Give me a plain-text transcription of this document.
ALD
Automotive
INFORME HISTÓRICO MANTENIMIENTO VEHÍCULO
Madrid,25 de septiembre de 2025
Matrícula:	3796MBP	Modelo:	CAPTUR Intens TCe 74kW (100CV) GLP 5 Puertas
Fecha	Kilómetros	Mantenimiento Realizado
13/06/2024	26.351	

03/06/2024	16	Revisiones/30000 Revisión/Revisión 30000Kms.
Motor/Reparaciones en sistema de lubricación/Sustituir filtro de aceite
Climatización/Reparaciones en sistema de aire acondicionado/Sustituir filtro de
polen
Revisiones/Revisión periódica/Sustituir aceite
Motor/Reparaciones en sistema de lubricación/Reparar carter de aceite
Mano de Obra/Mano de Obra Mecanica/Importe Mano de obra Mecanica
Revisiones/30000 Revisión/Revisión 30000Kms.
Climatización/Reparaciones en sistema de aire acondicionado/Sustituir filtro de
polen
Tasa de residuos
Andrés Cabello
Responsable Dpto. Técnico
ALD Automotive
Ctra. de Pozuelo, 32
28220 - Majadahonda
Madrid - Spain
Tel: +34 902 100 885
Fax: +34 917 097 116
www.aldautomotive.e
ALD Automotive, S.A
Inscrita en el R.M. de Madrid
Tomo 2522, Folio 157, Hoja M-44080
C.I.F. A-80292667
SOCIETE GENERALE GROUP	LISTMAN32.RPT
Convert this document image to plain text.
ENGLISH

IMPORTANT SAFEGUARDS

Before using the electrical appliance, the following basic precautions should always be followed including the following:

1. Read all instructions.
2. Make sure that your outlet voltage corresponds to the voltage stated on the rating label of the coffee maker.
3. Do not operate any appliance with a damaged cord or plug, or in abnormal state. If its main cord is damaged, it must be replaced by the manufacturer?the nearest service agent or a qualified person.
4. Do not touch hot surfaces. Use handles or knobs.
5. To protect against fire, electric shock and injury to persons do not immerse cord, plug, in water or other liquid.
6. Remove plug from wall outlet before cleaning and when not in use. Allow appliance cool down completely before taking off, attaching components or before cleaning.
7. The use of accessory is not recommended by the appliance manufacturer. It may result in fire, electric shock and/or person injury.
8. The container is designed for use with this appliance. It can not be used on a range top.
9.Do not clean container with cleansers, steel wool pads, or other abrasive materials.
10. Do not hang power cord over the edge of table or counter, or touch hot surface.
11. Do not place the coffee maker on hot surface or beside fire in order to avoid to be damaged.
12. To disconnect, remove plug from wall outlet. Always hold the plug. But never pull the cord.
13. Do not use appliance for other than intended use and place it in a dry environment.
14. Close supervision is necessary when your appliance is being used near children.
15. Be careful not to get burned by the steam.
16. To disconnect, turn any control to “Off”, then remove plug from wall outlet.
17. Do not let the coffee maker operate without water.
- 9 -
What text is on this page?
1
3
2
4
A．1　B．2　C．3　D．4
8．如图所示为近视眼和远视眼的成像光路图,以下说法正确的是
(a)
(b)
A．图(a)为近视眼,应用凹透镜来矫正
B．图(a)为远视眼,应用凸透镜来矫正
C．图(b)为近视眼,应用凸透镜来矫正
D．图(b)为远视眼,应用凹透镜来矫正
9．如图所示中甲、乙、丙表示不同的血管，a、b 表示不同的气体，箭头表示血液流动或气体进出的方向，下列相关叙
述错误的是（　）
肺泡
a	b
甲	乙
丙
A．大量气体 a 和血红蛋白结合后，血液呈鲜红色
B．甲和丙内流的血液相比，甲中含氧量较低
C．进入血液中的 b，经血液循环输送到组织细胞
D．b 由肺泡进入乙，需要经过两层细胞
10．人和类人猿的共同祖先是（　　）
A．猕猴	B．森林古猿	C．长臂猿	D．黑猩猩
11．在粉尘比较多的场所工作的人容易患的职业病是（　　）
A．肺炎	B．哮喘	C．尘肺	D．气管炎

----

AIM | Pick out the lines containing the string "water" and show them.

ANSWER FOR THE TASK |
5. To protect against fire, electric shock and injury to persons do not immerse cord, plug, in water or other liquid.
17. Do not let the coffee maker operate without water.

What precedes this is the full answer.